Objective » Reproduce all the lines below exactly and omit the images.

* * *

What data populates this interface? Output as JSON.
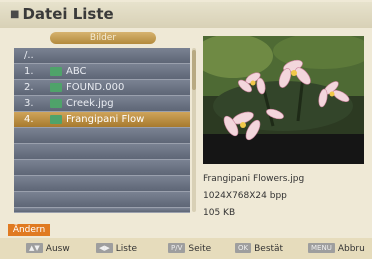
{
  "title": "Datei Liste",
  "folder_label": "Bilder",
  "rows": [
    {
      "num": "/..",
      "name": "",
      "has_icon": false
    },
    {
      "num": "1.",
      "name": "ABC",
      "has_icon": true
    },
    {
      "num": "2.",
      "name": "FOUND.000",
      "has_icon": true
    },
    {
      "num": "3.",
      "name": "Creek.jpg",
      "has_icon": true
    },
    {
      "num": "4.",
      "name": "Frangipani Flow",
      "has_icon": true
    }
  ],
  "selected_index": 4,
  "empty_rows": 6,
  "fileinfo": {
    "name": "Frangipani Flowers.jpg",
    "resolution": "1024X768X24 bpp",
    "size": "105 KB"
  },
  "action_button": "Ändern",
  "hints": [
    {
      "key": "▲▼",
      "label": "Ausw"
    },
    {
      "key": "◀▶",
      "label": "Liste"
    },
    {
      "key": "P/V",
      "label": "Seite"
    },
    {
      "key": "OK",
      "label": "Bestät"
    },
    {
      "key": "MENU",
      "label": "Abbru"
    }
  ],
  "colors": {
    "accent": "#e07a21",
    "selected_row": "#bf9445",
    "row": "#6d7584",
    "background": "#efe9d6"
  },
  "icons": {
    "title": "folder-icon",
    "file": "file-icon"
  }
}
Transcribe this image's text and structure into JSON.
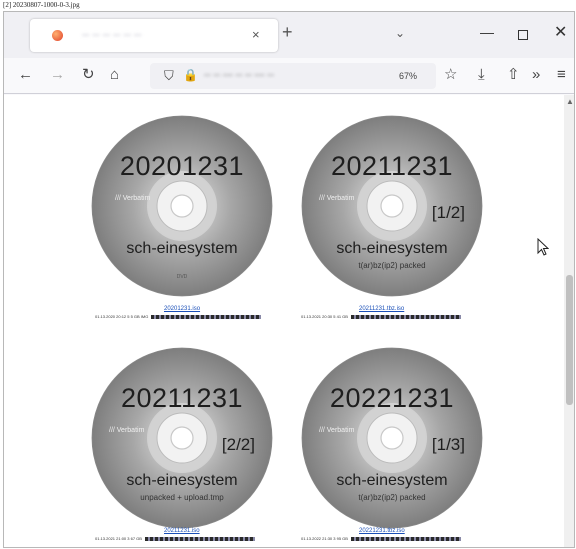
{
  "image_caption": "[2] 20230807-1000-0-3.jpg",
  "browser": {
    "tab": {
      "title": "-- -- -- -- -- --",
      "close_glyph": "×"
    },
    "new_tab_glyph": "+",
    "tab_list_glyph": "⌄",
    "window": {
      "minimize": "—",
      "close": "✕"
    },
    "nav": {
      "back": "←",
      "forward": "→",
      "reload": "↻",
      "home": "⌂"
    },
    "url": {
      "shield": "⛉",
      "lock": "🔒",
      "text": "-- -- --- -- -- --- --",
      "zoom": "67%"
    },
    "toolbar": {
      "bookmark": "☆",
      "download": "⤓",
      "extensions": "⇧",
      "overflow": "»",
      "menu": "≡"
    }
  },
  "discs": [
    {
      "date": "20201231",
      "part": "",
      "system": "sch-einesystem",
      "subtitle": "",
      "brand": "/// Verbatim",
      "dvd": "DVD",
      "link": "20201231.iso",
      "meta": "01.13.2020 20:12  5 5 GB  IMG"
    },
    {
      "date": "20211231",
      "part": "[1/2]",
      "system": "sch-einesystem",
      "subtitle": "t(ar)bz(ip2) packed",
      "brand": "/// Verbatim",
      "dvd": "DVD",
      "link": "20211231.tbz.iso",
      "meta": "01.13.2021 20:30  5 41 GB"
    },
    {
      "date": "20211231",
      "part": "[2/2]",
      "system": "sch-einesystem",
      "subtitle": "unpacked + upload.tmp",
      "brand": "/// Verbatim",
      "dvd": "DVD",
      "link": "20211231.iso",
      "meta": "01.13.2021 21:00  3 67 GB"
    },
    {
      "date": "20221231",
      "part": "[1/3]",
      "system": "sch-einesystem",
      "subtitle": "t(ar)bz(ip2) packed",
      "brand": "/// Verbatim",
      "dvd": "DVD",
      "link": "20221231.tbz.iso",
      "meta": "01.13.2022 21:30  3 95 GB"
    }
  ]
}
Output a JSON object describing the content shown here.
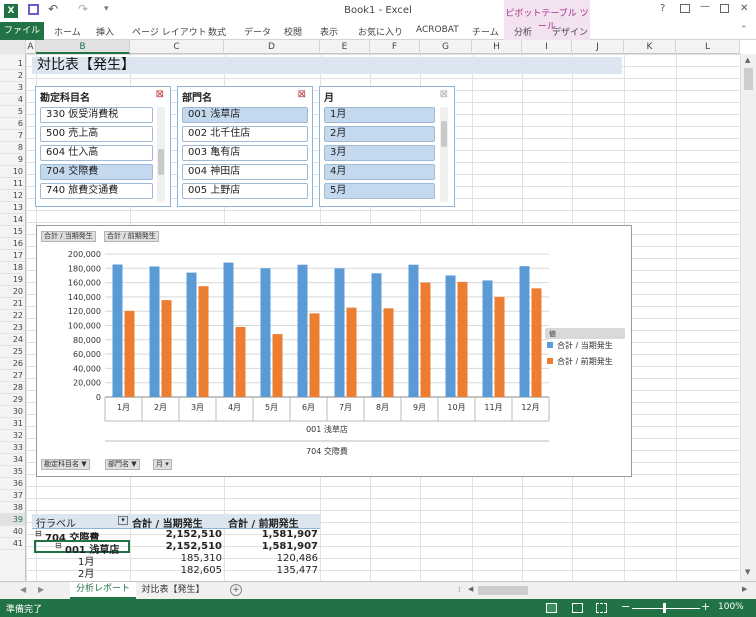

* * *

Exercise solution »
What data populates this interface? Output as JSON.
{
  "title": "Datei Liste",
  "folder_label": "Bilder",
  "rows": [
    {
      "num": "/..",
      "name": "",
      "has_icon": false
    },
    {
      "num": "1.",
      "name": "ABC",
      "has_icon": true
    },
    {
      "num": "2.",
      "name": "FOUND.000",
      "has_icon": true
    },
    {
      "num": "3.",
      "name": "Creek.jpg",
      "has_icon": true
    },
    {
      "num": "4.",
      "name": "Frangipani Flow",
      "has_icon": true
    }
  ],
  "selected_index": 4,
  "empty_rows": 6,
  "fileinfo": {
    "name": "Frangipani Flowers.jpg",
    "resolution": "1024X768X24 bpp",
    "size": "105 KB"
  },
  "action_button": "Ändern",
  "hints": [
    {
      "key": "▲▼",
      "label": "Ausw"
    },
    {
      "key": "◀▶",
      "label": "Liste"
    },
    {
      "key": "P/V",
      "label": "Seite"
    },
    {
      "key": "OK",
      "label": "Bestät"
    },
    {
      "key": "MENU",
      "label": "Abbru"
    }
  ],
  "colors": {
    "accent": "#e07a21",
    "selected_row": "#bf9445",
    "row": "#6d7584",
    "background": "#efe9d6"
  },
  "icons": {
    "title": "folder-icon",
    "file": "file-icon"
  }
}
Transcribe this image's text and structure into JSON.
{
  "image_caption": "[2] 20230807-1000-0-3.jpg",
  "browser": {
    "tab": {
      "title": "-- -- -- -- -- --",
      "close_glyph": "×"
    },
    "new_tab_glyph": "+",
    "tab_list_glyph": "⌄",
    "window": {
      "minimize": "—",
      "close": "✕"
    },
    "nav": {
      "back": "←",
      "forward": "→",
      "reload": "↻",
      "home": "⌂"
    },
    "url": {
      "shield": "⛉",
      "lock": "🔒",
      "text": "-- -- --- -- -- --- --",
      "zoom": "67%"
    },
    "toolbar": {
      "bookmark": "☆",
      "download": "⤓",
      "extensions": "⇧",
      "overflow": "»",
      "menu": "≡"
    }
  },
  "discs": [
    {
      "date": "20201231",
      "part": "",
      "system": "sch-einesystem",
      "subtitle": "",
      "brand": "/// Verbatim",
      "dvd": "DVD",
      "link": "20201231.iso",
      "meta": "01.13.2020 20:12  5 5 GB  IMG"
    },
    {
      "date": "20211231",
      "part": "[1/2]",
      "system": "sch-einesystem",
      "subtitle": "t(ar)bz(ip2) packed",
      "brand": "/// Verbatim",
      "dvd": "DVD",
      "link": "20211231.tbz.iso",
      "meta": "01.13.2021 20:30  5 41 GB"
    },
    {
      "date": "20211231",
      "part": "[2/2]",
      "system": "sch-einesystem",
      "subtitle": "unpacked + upload.tmp",
      "brand": "/// Verbatim",
      "dvd": "DVD",
      "link": "20211231.iso",
      "meta": "01.13.2021 21:00  3 67 GB"
    },
    {
      "date": "20221231",
      "part": "[1/3]",
      "system": "sch-einesystem",
      "subtitle": "t(ar)bz(ip2) packed",
      "brand": "/// Verbatim",
      "dvd": "DVD",
      "link": "20221231.tbz.iso",
      "meta": "01.13.2022 21:30  3 95 GB"
    }
  ]
}
Output a JSON object describing the content shown here.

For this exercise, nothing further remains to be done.